═════ EXERCISE INPUTS

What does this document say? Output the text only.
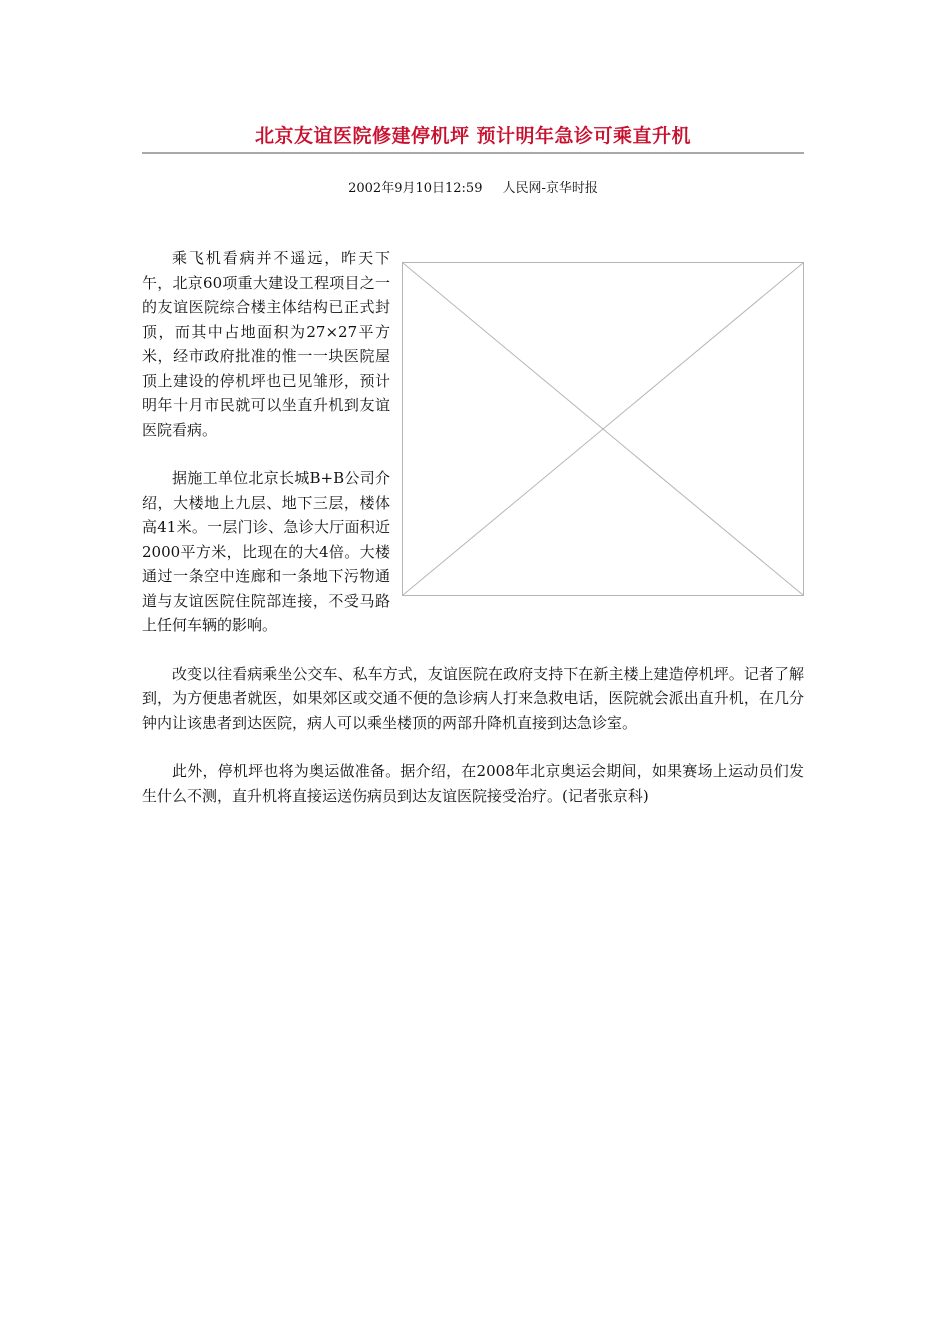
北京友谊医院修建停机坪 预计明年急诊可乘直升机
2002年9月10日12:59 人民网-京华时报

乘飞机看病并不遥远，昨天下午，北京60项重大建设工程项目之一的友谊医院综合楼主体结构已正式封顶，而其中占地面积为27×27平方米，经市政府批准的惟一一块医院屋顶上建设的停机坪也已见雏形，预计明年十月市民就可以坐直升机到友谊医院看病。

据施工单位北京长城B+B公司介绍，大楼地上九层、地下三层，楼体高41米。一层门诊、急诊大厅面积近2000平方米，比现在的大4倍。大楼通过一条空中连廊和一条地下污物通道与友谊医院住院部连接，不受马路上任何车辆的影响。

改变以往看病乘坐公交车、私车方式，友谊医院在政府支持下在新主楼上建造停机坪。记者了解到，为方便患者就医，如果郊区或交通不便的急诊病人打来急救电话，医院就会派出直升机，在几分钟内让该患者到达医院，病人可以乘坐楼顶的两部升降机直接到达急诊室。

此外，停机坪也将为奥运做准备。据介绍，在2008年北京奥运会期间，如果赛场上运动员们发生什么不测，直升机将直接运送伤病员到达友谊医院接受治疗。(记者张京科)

══════════

● **INSTRUCTION**:
From the listing above, print every entry precisely and drop the pictures.

● **SOLUTION FOR THIS TASK**:
What does this document say? Output the text only.
北京友谊医院修建停机坪 预计明年急诊可乘直升机
2002年9月10日12:59 人民网-京华时报

乘飞机看病并不遥远，昨天下午，北京60项重大建设工程项目之一的友谊医院综合楼主体结构已正式封顶，而其中占地面积为27×27平方米，经市政府批准的惟一一块医院屋顶上建设的停机坪也已见雏形，预计明年十月市民就可以坐直升机到友谊医院看病。

据施工单位北京长城B+B公司介绍，大楼地上九层、地下三层，楼体高41米。一层门诊、急诊大厅面积近2000平方米，比现在的大4倍。大楼通过一条空中连廊和一条地下污物通道与友谊医院住院部连接，不受马路上任何车辆的影响。

改变以往看病乘坐公交车、私车方式，友谊医院在政府支持下在新主楼上建造停机坪。记者了解到，为方便患者就医，如果郊区或交通不便的急诊病人打来急救电话，医院就会派出直升机，在几分钟内让该患者到达医院，病人可以乘坐楼顶的两部升降机直接到达急诊室。

此外，停机坪也将为奥运做准备。据介绍，在2008年北京奥运会期间，如果赛场上运动员们发生什么不测，直升机将直接运送伤病员到达友谊医院接受治疗。(记者张京科)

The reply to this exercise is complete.